◆ Task prompt
Lines containing the string "Runtime" are to be counted; report the number and nothing more.

Stored data entries:

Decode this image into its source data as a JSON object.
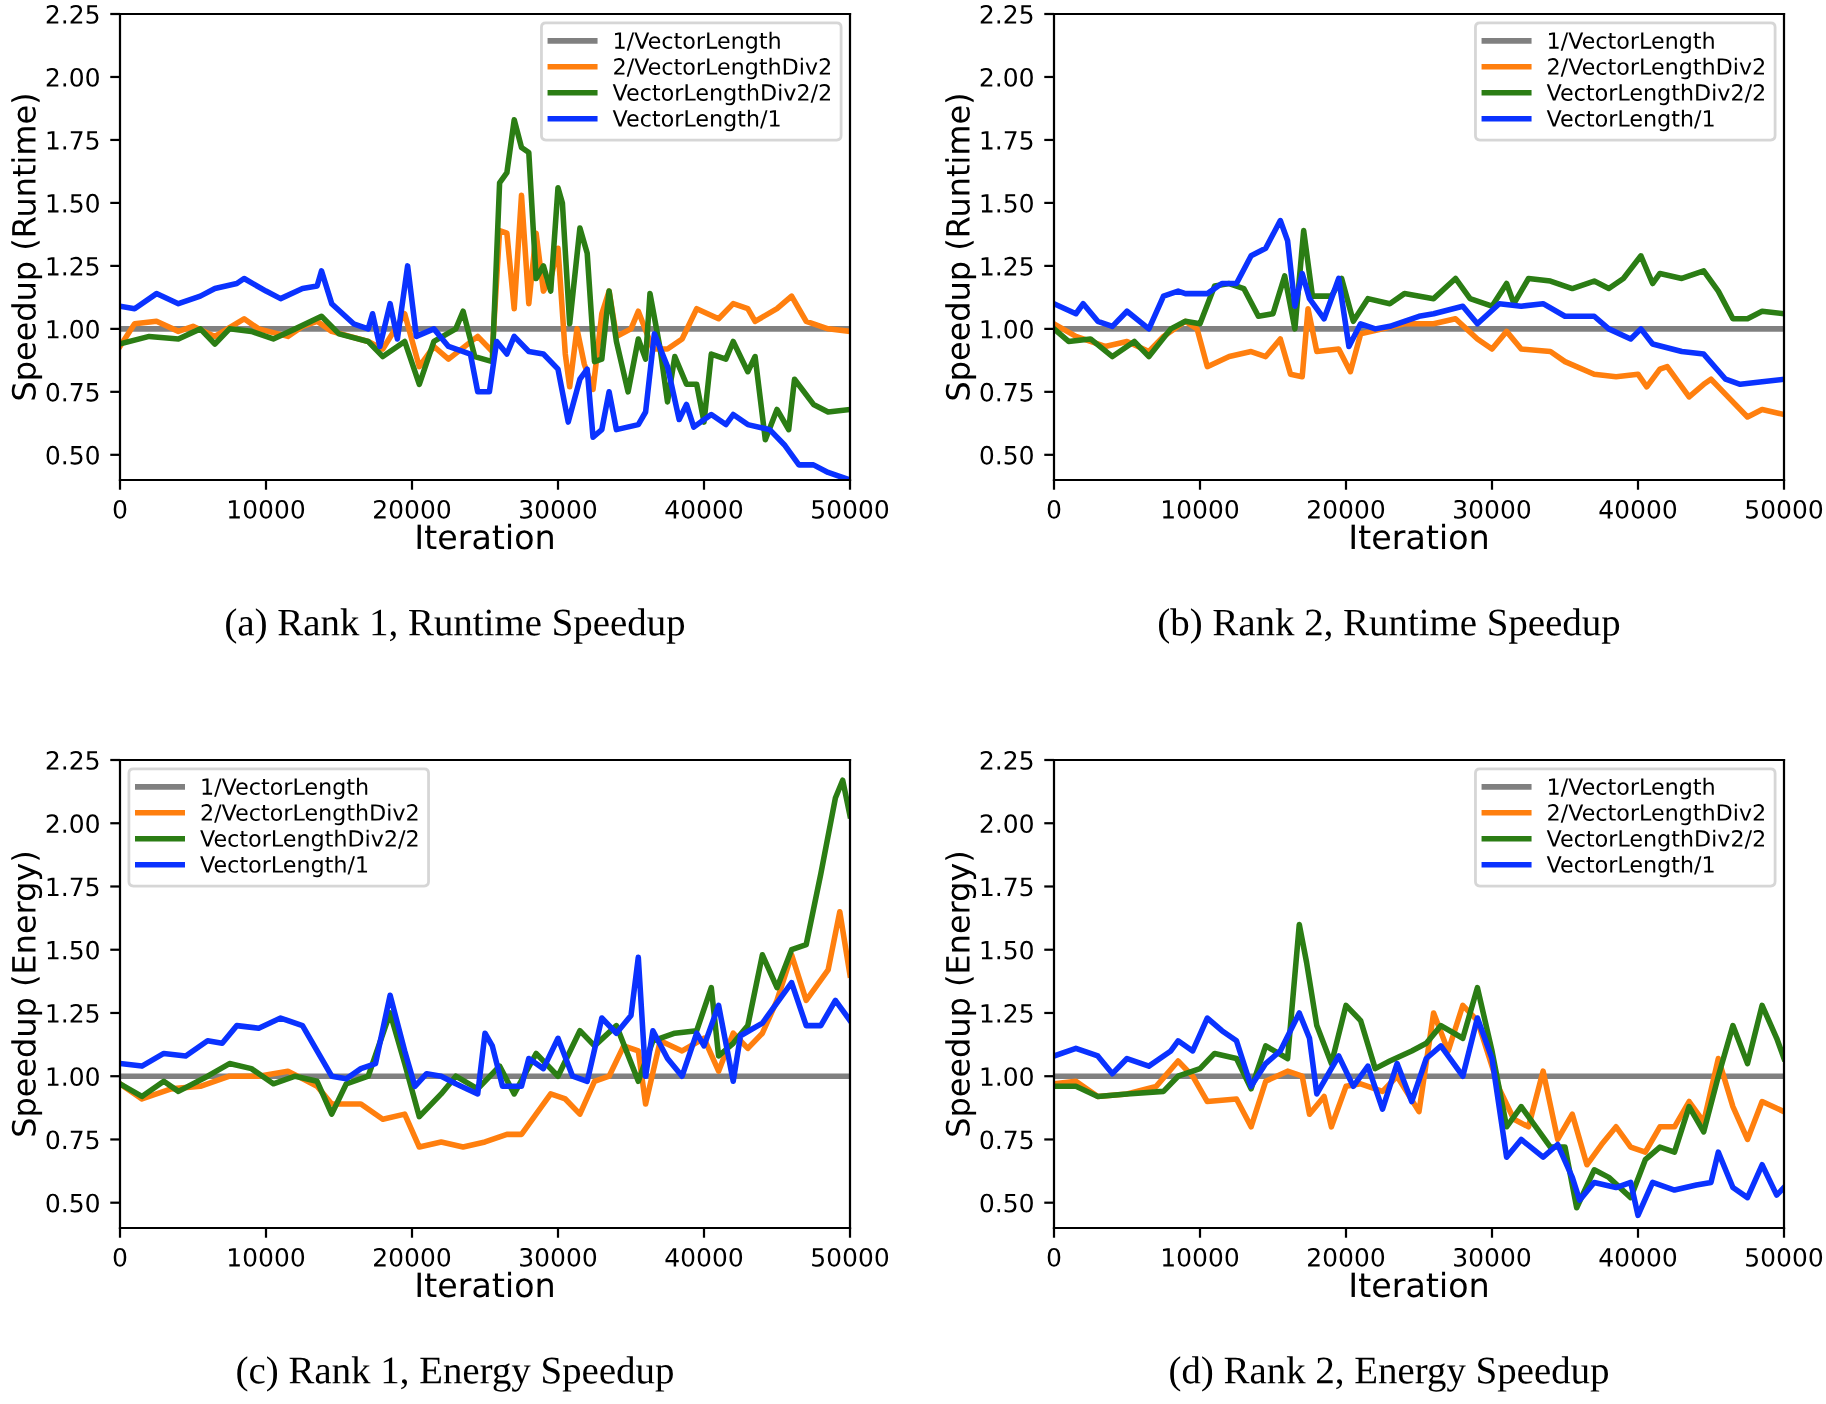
{
  "chart_data": [
    {
      "type": "line",
      "ylabel": "Speedup (Runtime)",
      "xlabel": "Iteration",
      "annotations": [
        "(a) Rank 1, Runtime Speedup"
      ],
      "xlim": [
        0,
        50000
      ],
      "ylim": [
        0.4,
        2.25
      ],
      "xticks": [
        0,
        10000,
        20000,
        30000,
        40000,
        50000
      ],
      "yticks": [
        {
          "value": 0.5,
          "label": "0.50"
        },
        {
          "value": 0.75,
          "label": "0.75"
        },
        {
          "value": 1.0,
          "label": "1.00"
        },
        {
          "value": 1.25,
          "label": "1.25"
        },
        {
          "value": 1.5,
          "label": "1.50"
        },
        {
          "value": 1.75,
          "label": "1.75"
        },
        {
          "value": 2.0,
          "label": "2.00"
        },
        {
          "value": 2.25,
          "label": "2.25"
        }
      ],
      "legend": "top right",
      "grid": false,
      "marker": "none",
      "line_style": "solid",
      "series": [
        {
          "name": "1/VectorLength",
          "color": "#808080",
          "x": [
            0,
            50000
          ],
          "values": [
            1.0,
            1.0
          ]
        },
        {
          "name": "2/VectorLengthDiv2",
          "color": "#ff7f0e",
          "x": [
            0,
            1000,
            2500,
            4000,
            5000,
            6500,
            8500,
            9500,
            11500,
            12500,
            13500,
            14500,
            17000,
            18000,
            19500,
            20500,
            21500,
            22500,
            24500,
            25500,
            26000,
            26500,
            27000,
            27500,
            28000,
            28500,
            29000,
            29500,
            30000,
            30500,
            30800,
            31300,
            31800,
            32400,
            33000,
            33500,
            34000,
            35000,
            35500,
            36500,
            37500,
            38500,
            39500,
            41000,
            42000,
            43000,
            43500,
            45000,
            46000,
            47000,
            48500,
            50000
          ],
          "values": [
            0.93,
            1.02,
            1.03,
            0.99,
            1.01,
            0.97,
            1.04,
            1.0,
            0.97,
            1.01,
            1.03,
            0.99,
            0.95,
            0.92,
            1.06,
            0.85,
            0.93,
            0.88,
            0.97,
            0.91,
            1.39,
            1.38,
            1.08,
            1.53,
            1.1,
            1.38,
            1.15,
            1.2,
            1.32,
            0.9,
            0.77,
            1.0,
            0.86,
            0.76,
            1.06,
            1.15,
            0.97,
            1.0,
            1.07,
            0.92,
            0.92,
            0.96,
            1.08,
            1.04,
            1.1,
            1.08,
            1.03,
            1.08,
            1.13,
            1.03,
            1.0,
            0.99
          ]
        },
        {
          "name": "VectorLengthDiv2/2",
          "color": "#2b7d14",
          "x": [
            0,
            2000,
            4000,
            5500,
            6500,
            7500,
            9000,
            10500,
            12000,
            13800,
            15000,
            17000,
            18000,
            19500,
            20500,
            21500,
            23000,
            23500,
            24300,
            25500,
            26000,
            26500,
            27000,
            27500,
            28000,
            28500,
            29000,
            29500,
            30000,
            30300,
            30800,
            31500,
            32000,
            32500,
            33000,
            33500,
            34000,
            34800,
            35500,
            36000,
            36300,
            37000,
            37500,
            38000,
            38800,
            39500,
            40000,
            40500,
            41500,
            42000,
            43000,
            43500,
            44200,
            45000,
            45800,
            46200,
            47500,
            48500,
            50000
          ],
          "values": [
            0.94,
            0.97,
            0.96,
            1.0,
            0.94,
            1.0,
            0.99,
            0.96,
            1.0,
            1.05,
            0.98,
            0.95,
            0.89,
            0.95,
            0.78,
            0.95,
            1.0,
            1.07,
            0.89,
            0.87,
            1.58,
            1.62,
            1.83,
            1.72,
            1.7,
            1.2,
            1.25,
            1.15,
            1.56,
            1.5,
            1.02,
            1.4,
            1.3,
            0.87,
            0.88,
            1.15,
            0.95,
            0.75,
            0.96,
            0.88,
            1.14,
            0.92,
            0.71,
            0.89,
            0.78,
            0.78,
            0.63,
            0.9,
            0.88,
            0.95,
            0.83,
            0.89,
            0.56,
            0.68,
            0.6,
            0.8,
            0.7,
            0.67,
            0.68
          ]
        },
        {
          "name": "VectorLength/1",
          "color": "#0a32ff",
          "x": [
            0,
            1000,
            2500,
            4000,
            5500,
            6500,
            8000,
            8500,
            10000,
            11000,
            12500,
            13500,
            13800,
            14500,
            16000,
            17000,
            17300,
            17800,
            18500,
            19000,
            19700,
            20300,
            21500,
            22500,
            24000,
            24500,
            25300,
            25800,
            26500,
            27000,
            28000,
            29000,
            30000,
            30700,
            31500,
            32000,
            32400,
            33000,
            33500,
            34000,
            35500,
            36000,
            36600,
            37500,
            38300,
            38800,
            39300,
            40500,
            41500,
            42000,
            43000,
            44500,
            45500,
            46500,
            47500,
            48500,
            50000
          ],
          "values": [
            1.09,
            1.08,
            1.14,
            1.1,
            1.13,
            1.16,
            1.18,
            1.2,
            1.15,
            1.12,
            1.16,
            1.17,
            1.23,
            1.1,
            1.02,
            1.0,
            1.06,
            0.93,
            1.1,
            0.96,
            1.25,
            0.97,
            1.0,
            0.93,
            0.9,
            0.75,
            0.75,
            0.95,
            0.9,
            0.97,
            0.91,
            0.9,
            0.84,
            0.63,
            0.8,
            0.84,
            0.57,
            0.6,
            0.75,
            0.6,
            0.62,
            0.67,
            0.98,
            0.85,
            0.64,
            0.7,
            0.61,
            0.66,
            0.62,
            0.66,
            0.62,
            0.6,
            0.54,
            0.46,
            0.46,
            0.43,
            0.4
          ]
        }
      ]
    },
    {
      "type": "line",
      "ylabel": "Speedup (Runtime)",
      "xlabel": "Iteration",
      "annotations": [
        "(b) Rank 2, Runtime Speedup"
      ],
      "xlim": [
        0,
        50000
      ],
      "ylim": [
        0.4,
        2.25
      ],
      "xticks": [
        0,
        10000,
        20000,
        30000,
        40000,
        50000
      ],
      "yticks": [
        {
          "value": 0.5,
          "label": "0.50"
        },
        {
          "value": 0.75,
          "label": "0.75"
        },
        {
          "value": 1.0,
          "label": "1.00"
        },
        {
          "value": 1.25,
          "label": "1.25"
        },
        {
          "value": 1.5,
          "label": "1.50"
        },
        {
          "value": 1.75,
          "label": "1.75"
        },
        {
          "value": 2.0,
          "label": "2.00"
        },
        {
          "value": 2.25,
          "label": "2.25"
        }
      ],
      "legend": "top right",
      "grid": false,
      "marker": "none",
      "line_style": "solid",
      "series": [
        {
          "name": "1/VectorLength",
          "color": "#808080",
          "x": [
            0,
            50000
          ],
          "values": [
            1.0,
            1.0
          ]
        },
        {
          "name": "2/VectorLengthDiv2",
          "color": "#ff7f0e",
          "x": [
            0,
            1500,
            3500,
            5000,
            6500,
            7500,
            9000,
            9800,
            10500,
            12000,
            13500,
            14500,
            15500,
            16200,
            17000,
            17400,
            18000,
            19500,
            20300,
            21000,
            22500,
            24000,
            26000,
            27500,
            29000,
            30000,
            31000,
            32000,
            34000,
            35000,
            37000,
            38500,
            40000,
            40600,
            41500,
            42000,
            43500,
            44500,
            45000,
            46000,
            47500,
            48500,
            50000
          ],
          "values": [
            1.02,
            0.97,
            0.93,
            0.95,
            0.91,
            0.97,
            1.03,
            1.0,
            0.85,
            0.89,
            0.91,
            0.89,
            0.96,
            0.82,
            0.81,
            1.08,
            0.91,
            0.92,
            0.83,
            0.98,
            1.0,
            1.02,
            1.02,
            1.04,
            0.96,
            0.92,
            0.99,
            0.92,
            0.91,
            0.87,
            0.82,
            0.81,
            0.82,
            0.77,
            0.84,
            0.85,
            0.73,
            0.78,
            0.8,
            0.74,
            0.65,
            0.68,
            0.66
          ]
        },
        {
          "name": "VectorLengthDiv2/2",
          "color": "#2b7d14",
          "x": [
            0,
            1000,
            2500,
            4000,
            5500,
            6500,
            8000,
            9000,
            10000,
            11000,
            12000,
            13000,
            14000,
            15000,
            15800,
            16500,
            17100,
            17700,
            19000,
            19700,
            20500,
            21500,
            23000,
            24000,
            26000,
            27500,
            28500,
            30000,
            31000,
            31500,
            32500,
            34000,
            35500,
            37000,
            38000,
            39000,
            40200,
            41000,
            41500,
            43000,
            44500,
            45500,
            46500,
            47500,
            48500,
            50000
          ],
          "values": [
            1.0,
            0.95,
            0.96,
            0.89,
            0.95,
            0.89,
            1.0,
            1.03,
            1.02,
            1.17,
            1.18,
            1.16,
            1.05,
            1.06,
            1.21,
            1.0,
            1.39,
            1.13,
            1.13,
            1.2,
            1.03,
            1.12,
            1.1,
            1.14,
            1.12,
            1.2,
            1.12,
            1.09,
            1.18,
            1.1,
            1.2,
            1.19,
            1.16,
            1.19,
            1.16,
            1.2,
            1.29,
            1.18,
            1.22,
            1.2,
            1.23,
            1.15,
            1.04,
            1.04,
            1.07,
            1.06
          ]
        },
        {
          "name": "VectorLength/1",
          "color": "#0a32ff",
          "x": [
            0,
            1500,
            2000,
            3000,
            4000,
            5000,
            6500,
            7500,
            8500,
            9000,
            10500,
            11500,
            12500,
            13500,
            14500,
            15500,
            16000,
            16500,
            17000,
            17500,
            18500,
            19500,
            20200,
            21000,
            22000,
            23000,
            25000,
            26000,
            28000,
            29000,
            30500,
            32000,
            33500,
            35000,
            37000,
            38000,
            39500,
            40200,
            41000,
            43000,
            44500,
            46000,
            47000,
            48500,
            50000
          ],
          "values": [
            1.1,
            1.06,
            1.1,
            1.03,
            1.01,
            1.07,
            1.0,
            1.13,
            1.15,
            1.14,
            1.14,
            1.18,
            1.18,
            1.29,
            1.32,
            1.43,
            1.35,
            1.09,
            1.22,
            1.12,
            1.04,
            1.2,
            0.93,
            1.02,
            1.0,
            1.01,
            1.05,
            1.06,
            1.09,
            1.02,
            1.1,
            1.09,
            1.1,
            1.05,
            1.05,
            1.0,
            0.96,
            1.0,
            0.94,
            0.91,
            0.9,
            0.8,
            0.78,
            0.79,
            0.8
          ]
        }
      ]
    },
    {
      "type": "line",
      "ylabel": "Speedup (Energy)",
      "xlabel": "Iteration",
      "annotations": [
        "(c) Rank 1, Energy Speedup"
      ],
      "xlim": [
        0,
        50000
      ],
      "ylim": [
        0.4,
        2.25
      ],
      "xticks": [
        0,
        10000,
        20000,
        30000,
        40000,
        50000
      ],
      "yticks": [
        {
          "value": 0.5,
          "label": "0.50"
        },
        {
          "value": 0.75,
          "label": "0.75"
        },
        {
          "value": 1.0,
          "label": "1.00"
        },
        {
          "value": 1.25,
          "label": "1.25"
        },
        {
          "value": 1.5,
          "label": "1.50"
        },
        {
          "value": 1.75,
          "label": "1.75"
        },
        {
          "value": 2.0,
          "label": "2.00"
        },
        {
          "value": 2.25,
          "label": "2.25"
        }
      ],
      "legend": "top left",
      "grid": false,
      "marker": "none",
      "line_style": "solid",
      "series": [
        {
          "name": "1/VectorLength",
          "color": "#808080",
          "x": [
            0,
            50000
          ],
          "values": [
            1.0,
            1.0
          ]
        },
        {
          "name": "2/VectorLengthDiv2",
          "color": "#ff7f0e",
          "x": [
            0,
            1500,
            3500,
            5500,
            7500,
            9500,
            11500,
            13500,
            14500,
            16500,
            18000,
            19500,
            20500,
            22000,
            23500,
            25000,
            26500,
            27500,
            28500,
            29500,
            30500,
            31500,
            32500,
            33500,
            34500,
            35500,
            36000,
            37000,
            38500,
            40000,
            41000,
            42000,
            43000,
            44000,
            45000,
            46000,
            47000,
            48500,
            49300,
            50000
          ],
          "values": [
            0.97,
            0.91,
            0.95,
            0.96,
            1.0,
            1.0,
            1.02,
            0.96,
            0.89,
            0.89,
            0.83,
            0.85,
            0.72,
            0.74,
            0.72,
            0.74,
            0.77,
            0.77,
            0.85,
            0.93,
            0.91,
            0.85,
            0.98,
            1.0,
            1.12,
            1.1,
            0.89,
            1.14,
            1.1,
            1.15,
            1.02,
            1.17,
            1.11,
            1.17,
            1.3,
            1.48,
            1.3,
            1.42,
            1.65,
            1.4
          ]
        },
        {
          "name": "VectorLengthDiv2/2",
          "color": "#2b7d14",
          "x": [
            0,
            1500,
            3000,
            4000,
            6000,
            7500,
            9000,
            10500,
            12000,
            13500,
            14500,
            15500,
            17000,
            18500,
            19500,
            20500,
            22000,
            23000,
            24500,
            26000,
            27000,
            28500,
            30000,
            31500,
            32500,
            34000,
            35500,
            36500,
            38000,
            39500,
            40500,
            41000,
            42000,
            43000,
            44000,
            45000,
            46000,
            47000,
            48000,
            49000,
            49500,
            50000
          ],
          "values": [
            0.97,
            0.92,
            0.98,
            0.94,
            1.0,
            1.05,
            1.03,
            0.97,
            1.0,
            0.98,
            0.85,
            0.97,
            1.0,
            1.25,
            1.05,
            0.84,
            0.93,
            1.0,
            0.95,
            1.04,
            0.93,
            1.09,
            1.0,
            1.18,
            1.12,
            1.2,
            0.98,
            1.14,
            1.17,
            1.18,
            1.35,
            1.08,
            1.13,
            1.2,
            1.48,
            1.35,
            1.5,
            1.52,
            1.8,
            2.1,
            2.17,
            2.03
          ]
        },
        {
          "name": "VectorLength/1",
          "color": "#0a32ff",
          "x": [
            0,
            1500,
            3000,
            4500,
            6000,
            7000,
            8000,
            9500,
            11000,
            12500,
            13500,
            14500,
            15500,
            16500,
            17500,
            18500,
            19500,
            20200,
            21000,
            22000,
            23000,
            24500,
            25000,
            25500,
            26200,
            27500,
            28000,
            29000,
            30000,
            31000,
            32000,
            33000,
            34000,
            35000,
            35500,
            36000,
            36500,
            37500,
            38500,
            39500,
            40000,
            41000,
            42000,
            42500,
            44000,
            45000,
            46000,
            47000,
            48000,
            49000,
            50000
          ],
          "values": [
            1.05,
            1.04,
            1.09,
            1.08,
            1.14,
            1.13,
            1.2,
            1.19,
            1.23,
            1.2,
            1.1,
            1.0,
            0.99,
            1.03,
            1.05,
            1.32,
            1.1,
            0.96,
            1.01,
            1.0,
            0.97,
            0.93,
            1.17,
            1.12,
            0.96,
            0.96,
            1.07,
            1.03,
            1.15,
            1.0,
            0.98,
            1.23,
            1.17,
            1.24,
            1.47,
            1.0,
            1.18,
            1.07,
            1.0,
            1.17,
            1.12,
            1.28,
            0.98,
            1.16,
            1.21,
            1.29,
            1.37,
            1.2,
            1.2,
            1.3,
            1.22
          ]
        }
      ]
    },
    {
      "type": "line",
      "ylabel": "Speedup (Energy)",
      "xlabel": "Iteration",
      "annotations": [
        "(d) Rank 2, Energy Speedup"
      ],
      "xlim": [
        0,
        50000
      ],
      "ylim": [
        0.4,
        2.25
      ],
      "xticks": [
        0,
        10000,
        20000,
        30000,
        40000,
        50000
      ],
      "yticks": [
        {
          "value": 0.5,
          "label": "0.50"
        },
        {
          "value": 0.75,
          "label": "0.75"
        },
        {
          "value": 1.0,
          "label": "1.00"
        },
        {
          "value": 1.25,
          "label": "1.25"
        },
        {
          "value": 1.5,
          "label": "1.50"
        },
        {
          "value": 1.75,
          "label": "1.75"
        },
        {
          "value": 2.0,
          "label": "2.00"
        },
        {
          "value": 2.25,
          "label": "2.25"
        }
      ],
      "legend": "top right",
      "grid": false,
      "marker": "none",
      "line_style": "solid",
      "series": [
        {
          "name": "1/VectorLength",
          "color": "#808080",
          "x": [
            0,
            50000
          ],
          "values": [
            1.0,
            1.0
          ]
        },
        {
          "name": "2/VectorLengthDiv2",
          "color": "#ff7f0e",
          "x": [
            0,
            1500,
            3000,
            5000,
            7000,
            8500,
            9500,
            10500,
            12500,
            13500,
            14500,
            16000,
            17000,
            17500,
            18500,
            19000,
            20000,
            21000,
            22500,
            23500,
            25000,
            26000,
            27000,
            28000,
            29000,
            30500,
            31500,
            32500,
            33500,
            34500,
            35500,
            36500,
            37500,
            38500,
            39500,
            40500,
            41500,
            42500,
            43500,
            44500,
            45500,
            46500,
            47500,
            48500,
            50000
          ],
          "values": [
            0.97,
            0.98,
            0.92,
            0.93,
            0.96,
            1.06,
            1.0,
            0.9,
            0.91,
            0.8,
            0.98,
            1.02,
            1.0,
            0.85,
            0.92,
            0.8,
            0.96,
            0.97,
            0.94,
            1.0,
            0.86,
            1.25,
            1.1,
            1.28,
            1.22,
            0.95,
            0.83,
            0.8,
            1.02,
            0.75,
            0.85,
            0.65,
            0.73,
            0.8,
            0.72,
            0.7,
            0.8,
            0.8,
            0.9,
            0.82,
            1.07,
            0.88,
            0.75,
            0.9,
            0.86
          ]
        },
        {
          "name": "VectorLengthDiv2/2",
          "color": "#2b7d14",
          "x": [
            0,
            1500,
            3000,
            5000,
            7500,
            8500,
            10000,
            11000,
            12500,
            13500,
            14500,
            16000,
            16800,
            17300,
            18000,
            19000,
            20000,
            21000,
            22000,
            23000,
            24500,
            25500,
            26500,
            28000,
            29000,
            30000,
            31000,
            32000,
            33000,
            34000,
            35000,
            35800,
            37000,
            38000,
            39500,
            40500,
            41500,
            42500,
            43500,
            44500,
            45500,
            46500,
            47500,
            48500,
            49500,
            50000
          ],
          "values": [
            0.96,
            0.96,
            0.92,
            0.93,
            0.94,
            1.0,
            1.03,
            1.09,
            1.07,
            0.95,
            1.12,
            1.07,
            1.6,
            1.45,
            1.2,
            1.05,
            1.28,
            1.22,
            1.03,
            1.06,
            1.1,
            1.13,
            1.2,
            1.15,
            1.35,
            1.1,
            0.8,
            0.88,
            0.8,
            0.72,
            0.72,
            0.48,
            0.63,
            0.6,
            0.52,
            0.67,
            0.72,
            0.7,
            0.88,
            0.78,
            1.0,
            1.2,
            1.05,
            1.28,
            1.15,
            1.07
          ]
        },
        {
          "name": "VectorLength/1",
          "color": "#0a32ff",
          "x": [
            0,
            1500,
            3000,
            4000,
            5000,
            6500,
            8000,
            8500,
            9500,
            10500,
            11500,
            12500,
            13500,
            14500,
            15500,
            16800,
            17500,
            18000,
            19500,
            20500,
            21500,
            22500,
            23500,
            24500,
            25500,
            26500,
            28000,
            29000,
            30000,
            31000,
            32000,
            33500,
            34500,
            35500,
            36000,
            37000,
            38500,
            39500,
            40000,
            41000,
            42500,
            44000,
            45000,
            45500,
            46500,
            47500,
            48500,
            49500,
            50000
          ],
          "values": [
            1.08,
            1.11,
            1.08,
            1.01,
            1.07,
            1.04,
            1.1,
            1.14,
            1.1,
            1.23,
            1.18,
            1.14,
            0.96,
            1.05,
            1.1,
            1.25,
            1.15,
            0.93,
            1.08,
            0.96,
            1.04,
            0.87,
            1.05,
            0.9,
            1.07,
            1.12,
            1.0,
            1.23,
            1.07,
            0.68,
            0.75,
            0.68,
            0.73,
            0.6,
            0.51,
            0.58,
            0.56,
            0.58,
            0.45,
            0.58,
            0.55,
            0.57,
            0.58,
            0.7,
            0.56,
            0.52,
            0.65,
            0.53,
            0.56
          ]
        }
      ]
    }
  ]
}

◆ Written answer
4